● **Exercise aim**
Below are some records. Pull every line that contains the word "structured".

── Supplied entries

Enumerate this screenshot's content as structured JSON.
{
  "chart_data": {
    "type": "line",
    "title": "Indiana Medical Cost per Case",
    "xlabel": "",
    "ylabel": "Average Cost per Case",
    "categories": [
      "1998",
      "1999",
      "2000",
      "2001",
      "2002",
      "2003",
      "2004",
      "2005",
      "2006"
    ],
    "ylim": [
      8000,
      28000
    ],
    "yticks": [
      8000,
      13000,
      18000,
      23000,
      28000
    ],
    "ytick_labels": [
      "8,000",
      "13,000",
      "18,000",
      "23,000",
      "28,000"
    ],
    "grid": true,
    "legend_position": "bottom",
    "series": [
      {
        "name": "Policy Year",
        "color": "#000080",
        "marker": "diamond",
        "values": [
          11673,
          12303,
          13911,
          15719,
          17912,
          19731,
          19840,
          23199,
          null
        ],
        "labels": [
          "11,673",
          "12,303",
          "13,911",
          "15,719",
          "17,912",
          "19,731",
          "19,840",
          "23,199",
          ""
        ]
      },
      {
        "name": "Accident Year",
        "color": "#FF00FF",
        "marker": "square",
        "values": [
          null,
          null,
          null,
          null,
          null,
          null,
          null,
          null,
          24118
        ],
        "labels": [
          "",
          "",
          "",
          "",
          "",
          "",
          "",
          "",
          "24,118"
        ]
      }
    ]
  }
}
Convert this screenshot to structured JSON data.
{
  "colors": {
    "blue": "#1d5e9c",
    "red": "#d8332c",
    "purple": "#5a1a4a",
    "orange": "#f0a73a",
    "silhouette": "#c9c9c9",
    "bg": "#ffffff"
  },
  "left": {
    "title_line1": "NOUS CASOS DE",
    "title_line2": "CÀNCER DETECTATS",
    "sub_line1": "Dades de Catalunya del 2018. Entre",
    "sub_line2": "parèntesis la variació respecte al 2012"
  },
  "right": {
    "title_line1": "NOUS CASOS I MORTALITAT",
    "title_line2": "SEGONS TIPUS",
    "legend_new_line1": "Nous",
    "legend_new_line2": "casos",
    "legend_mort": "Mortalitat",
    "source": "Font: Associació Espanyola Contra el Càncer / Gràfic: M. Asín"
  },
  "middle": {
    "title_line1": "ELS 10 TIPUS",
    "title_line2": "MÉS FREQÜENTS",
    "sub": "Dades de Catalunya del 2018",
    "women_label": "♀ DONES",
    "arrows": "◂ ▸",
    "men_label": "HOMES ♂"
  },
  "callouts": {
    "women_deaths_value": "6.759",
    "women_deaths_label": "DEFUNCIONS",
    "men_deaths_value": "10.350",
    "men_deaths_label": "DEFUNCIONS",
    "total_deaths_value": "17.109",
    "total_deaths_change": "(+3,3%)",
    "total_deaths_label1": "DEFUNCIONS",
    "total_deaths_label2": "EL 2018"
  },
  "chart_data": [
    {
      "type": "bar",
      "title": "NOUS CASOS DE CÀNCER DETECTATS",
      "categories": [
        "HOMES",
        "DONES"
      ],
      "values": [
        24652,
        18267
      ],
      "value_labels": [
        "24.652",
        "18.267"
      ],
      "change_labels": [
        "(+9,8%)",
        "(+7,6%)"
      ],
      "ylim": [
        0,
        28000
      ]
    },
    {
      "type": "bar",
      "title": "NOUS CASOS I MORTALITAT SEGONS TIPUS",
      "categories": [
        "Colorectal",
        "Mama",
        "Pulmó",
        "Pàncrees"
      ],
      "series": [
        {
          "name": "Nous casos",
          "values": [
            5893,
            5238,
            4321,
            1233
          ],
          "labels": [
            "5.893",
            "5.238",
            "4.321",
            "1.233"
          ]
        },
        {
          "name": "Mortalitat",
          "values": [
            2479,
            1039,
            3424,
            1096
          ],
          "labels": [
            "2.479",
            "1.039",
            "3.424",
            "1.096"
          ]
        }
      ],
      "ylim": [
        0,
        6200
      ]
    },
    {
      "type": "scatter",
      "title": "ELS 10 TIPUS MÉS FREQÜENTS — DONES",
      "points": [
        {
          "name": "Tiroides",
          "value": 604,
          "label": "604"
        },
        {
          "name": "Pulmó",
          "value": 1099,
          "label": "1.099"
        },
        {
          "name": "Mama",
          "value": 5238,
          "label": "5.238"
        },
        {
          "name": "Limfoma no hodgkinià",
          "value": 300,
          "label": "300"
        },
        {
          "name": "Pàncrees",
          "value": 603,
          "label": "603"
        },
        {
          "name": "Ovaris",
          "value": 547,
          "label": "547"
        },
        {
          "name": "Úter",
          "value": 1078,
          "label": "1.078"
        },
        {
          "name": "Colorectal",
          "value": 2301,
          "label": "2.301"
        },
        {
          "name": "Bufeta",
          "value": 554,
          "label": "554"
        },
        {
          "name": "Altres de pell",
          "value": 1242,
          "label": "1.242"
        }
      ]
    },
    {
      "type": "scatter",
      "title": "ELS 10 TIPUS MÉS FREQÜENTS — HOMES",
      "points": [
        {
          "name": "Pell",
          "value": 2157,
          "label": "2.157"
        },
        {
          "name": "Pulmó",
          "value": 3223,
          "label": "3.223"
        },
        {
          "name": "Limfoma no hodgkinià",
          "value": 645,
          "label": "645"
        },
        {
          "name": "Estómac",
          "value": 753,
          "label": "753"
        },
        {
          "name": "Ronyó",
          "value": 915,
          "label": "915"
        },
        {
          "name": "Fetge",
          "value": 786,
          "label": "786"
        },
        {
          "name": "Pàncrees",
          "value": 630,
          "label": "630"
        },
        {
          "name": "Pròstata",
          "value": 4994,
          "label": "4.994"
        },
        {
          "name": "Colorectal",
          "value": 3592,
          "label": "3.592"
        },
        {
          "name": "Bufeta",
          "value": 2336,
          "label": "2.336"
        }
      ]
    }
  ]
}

────

● **Completed exercise**
Enumerate this screenshot's content as structured JSON.
Convert this screenshot to structured JSON data.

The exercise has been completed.